● Exercise directions:
Write the data out again exactly, with no pictures.

(Saved entries)
»»

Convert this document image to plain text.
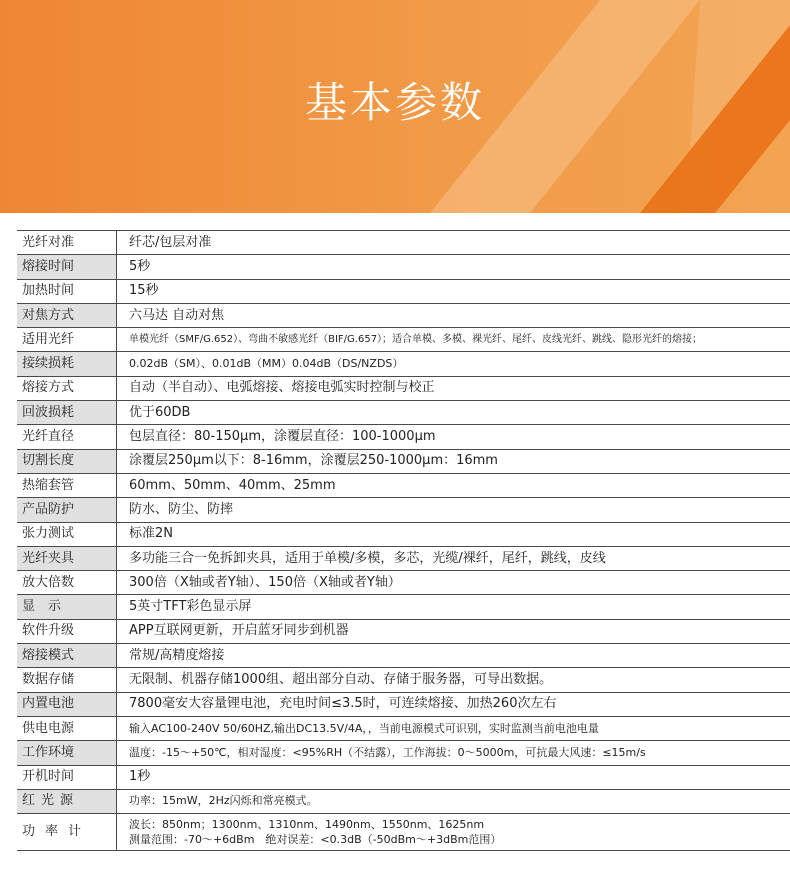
基本参数
光纤对准	纤芯/包层对准
熔接时间	5秒
加热时间	15秒
对焦方式	六马达 自动对焦
适用光纤	单模光纤（SMF/G.652）、弯曲不敏感光纤（BIF/G.657）；适合单模、多模、裸光纤、尾纤、皮线光纤、跳线、隐形光纤的熔接；
接续损耗	0.02dB（SM）、0.01dB（MM）0.04dB（DS/NZDS）
熔接方式	自动（半自动）、电弧熔接、熔接电弧实时控制与校正
回波损耗	优于60DB
光纤直径	包层直径：80-150μm，涂覆层直径：100-1000μm
切割长度	涂覆层250μm以下：8-16mm，涂覆层250-1000μm：16mm
热缩套管	60mm、50mm、40mm、25mm
产品防护	防水、防尘、防摔
张力测试	标准2N
光纤夹具	多功能三合一免拆卸夹具，适用于单模/多模，多芯，光缆/裸纤，尾纤，跳线，皮线
放大倍数	300倍（X轴或者Y轴）、150倍（X轴或者Y轴）
显　示	5英寸TFT彩色显示屏
软件升级	APP互联网更新，开启蓝牙同步到机器
熔接模式	常规/高精度熔接
数据存储	无限制、机器存储1000组、超出部分自动、存储于服务器，可导出数据。
内置电池	7800毫安大容量锂电池，充电时间≤3.5时，可连续熔接、加热260次左右
供电电源	输入AC100-240V 50/60HZ,输出DC13.5V/4A，，当前电源模式可识别，实时监测当前电池电量
工作环境	温度：-15～+50℃，相对湿度：<95%RH（不结露），工作海拔：0～5000m，可抗最大风速：≤15m/s
开机时间	1秒
红光源	功率：15mW，2Hz闪烁和常亮模式。
功率计	波长：850nm；1300nm、1310nm、1490nm、1550nm、1625nm
测量范围：-70～+6dBm　绝对误差：<0.3dB（-50dBm～+3dBm范围）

««

● Exercise output:
Convert this document image to plain text.
基本参数
光纤对准	纤芯/包层对准
熔接时间	5秒
加热时间	15秒
对焦方式	六马达 自动对焦
适用光纤	单模光纤（SMF/G.652）、弯曲不敏感光纤（BIF/G.657）；适合单模、多模、裸光纤、尾纤、皮线光纤、跳线、隐形光纤的熔接；
接续损耗	0.02dB（SM）、0.01dB（MM）0.04dB（DS/NZDS）
熔接方式	自动（半自动）、电弧熔接、熔接电弧实时控制与校正
回波损耗	优于60DB
光纤直径	包层直径：80-150μm，涂覆层直径：100-1000μm
切割长度	涂覆层250μm以下：8-16mm，涂覆层250-1000μm：16mm
热缩套管	60mm、50mm、40mm、25mm
产品防护	防水、防尘、防摔
张力测试	标准2N
光纤夹具	多功能三合一免拆卸夹具，适用于单模/多模，多芯，光缆/裸纤，尾纤，跳线，皮线
放大倍数	300倍（X轴或者Y轴）、150倍（X轴或者Y轴）
显　示	5英寸TFT彩色显示屏
软件升级	APP互联网更新，开启蓝牙同步到机器
熔接模式	常规/高精度熔接
数据存储	无限制、机器存储1000组、超出部分自动、存储于服务器，可导出数据。
内置电池	7800毫安大容量锂电池，充电时间≤3.5时，可连续熔接、加热260次左右
供电电源	输入AC100-240V 50/60HZ,输出DC13.5V/4A，，当前电源模式可识别，实时监测当前电池电量
工作环境	温度：-15～+50℃，相对湿度：<95%RH（不结露），工作海拔：0～5000m，可抗最大风速：≤15m/s
开机时间	1秒
红光源	功率：15mW，2Hz闪烁和常亮模式。
功率计	波长：850nm；1300nm、1310nm、1490nm、1550nm、1625nm
测量范围：-70～+6dBm　绝对误差：<0.3dB（-50dBm～+3dBm范围）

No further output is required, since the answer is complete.